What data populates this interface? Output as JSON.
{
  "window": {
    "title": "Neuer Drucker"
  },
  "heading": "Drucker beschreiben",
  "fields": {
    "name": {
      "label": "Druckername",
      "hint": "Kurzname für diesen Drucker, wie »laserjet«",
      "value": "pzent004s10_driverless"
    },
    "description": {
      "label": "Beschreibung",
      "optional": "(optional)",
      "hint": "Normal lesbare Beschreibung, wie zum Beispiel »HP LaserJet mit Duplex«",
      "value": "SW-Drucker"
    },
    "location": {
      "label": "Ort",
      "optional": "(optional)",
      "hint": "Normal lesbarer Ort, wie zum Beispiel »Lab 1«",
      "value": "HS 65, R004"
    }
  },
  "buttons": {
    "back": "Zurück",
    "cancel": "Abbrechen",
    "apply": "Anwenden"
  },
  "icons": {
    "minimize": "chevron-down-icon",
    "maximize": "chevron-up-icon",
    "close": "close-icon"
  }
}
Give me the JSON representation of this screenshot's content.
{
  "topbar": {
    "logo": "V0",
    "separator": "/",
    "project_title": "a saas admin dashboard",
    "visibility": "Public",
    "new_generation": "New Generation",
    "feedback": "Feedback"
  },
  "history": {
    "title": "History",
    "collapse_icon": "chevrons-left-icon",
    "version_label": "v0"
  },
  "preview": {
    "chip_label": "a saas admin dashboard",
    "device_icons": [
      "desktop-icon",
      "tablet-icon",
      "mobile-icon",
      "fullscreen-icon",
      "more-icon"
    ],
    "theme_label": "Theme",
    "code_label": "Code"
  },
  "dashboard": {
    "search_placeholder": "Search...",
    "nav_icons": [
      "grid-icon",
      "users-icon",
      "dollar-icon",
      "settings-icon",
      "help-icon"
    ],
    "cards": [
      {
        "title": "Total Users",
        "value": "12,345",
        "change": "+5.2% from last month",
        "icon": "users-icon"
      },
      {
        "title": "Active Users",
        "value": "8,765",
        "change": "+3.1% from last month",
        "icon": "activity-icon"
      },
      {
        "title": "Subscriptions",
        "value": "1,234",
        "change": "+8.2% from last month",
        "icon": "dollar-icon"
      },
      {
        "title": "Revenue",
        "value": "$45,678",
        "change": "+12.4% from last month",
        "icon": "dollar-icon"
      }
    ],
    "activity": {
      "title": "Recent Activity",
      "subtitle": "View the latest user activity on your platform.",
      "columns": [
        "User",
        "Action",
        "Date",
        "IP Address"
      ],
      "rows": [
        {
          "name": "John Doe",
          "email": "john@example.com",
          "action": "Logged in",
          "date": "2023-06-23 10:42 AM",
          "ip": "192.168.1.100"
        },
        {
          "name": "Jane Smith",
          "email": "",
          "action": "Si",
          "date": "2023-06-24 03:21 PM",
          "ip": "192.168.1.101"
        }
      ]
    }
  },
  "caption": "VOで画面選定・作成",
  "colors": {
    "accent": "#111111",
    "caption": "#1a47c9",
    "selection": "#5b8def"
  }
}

__EXERCISE__
From the data, collect all lines where the string "value" appears.

__RESPONSE TO THIS EXERCISE__
      "value": "pzent004s10_driverless"
      "value": "SW-Drucker"
      "value": "HS 65, R004"
        "value": "12,345",
        "value": "8,765",
        "value": "1,234",
        "value": "$45,678",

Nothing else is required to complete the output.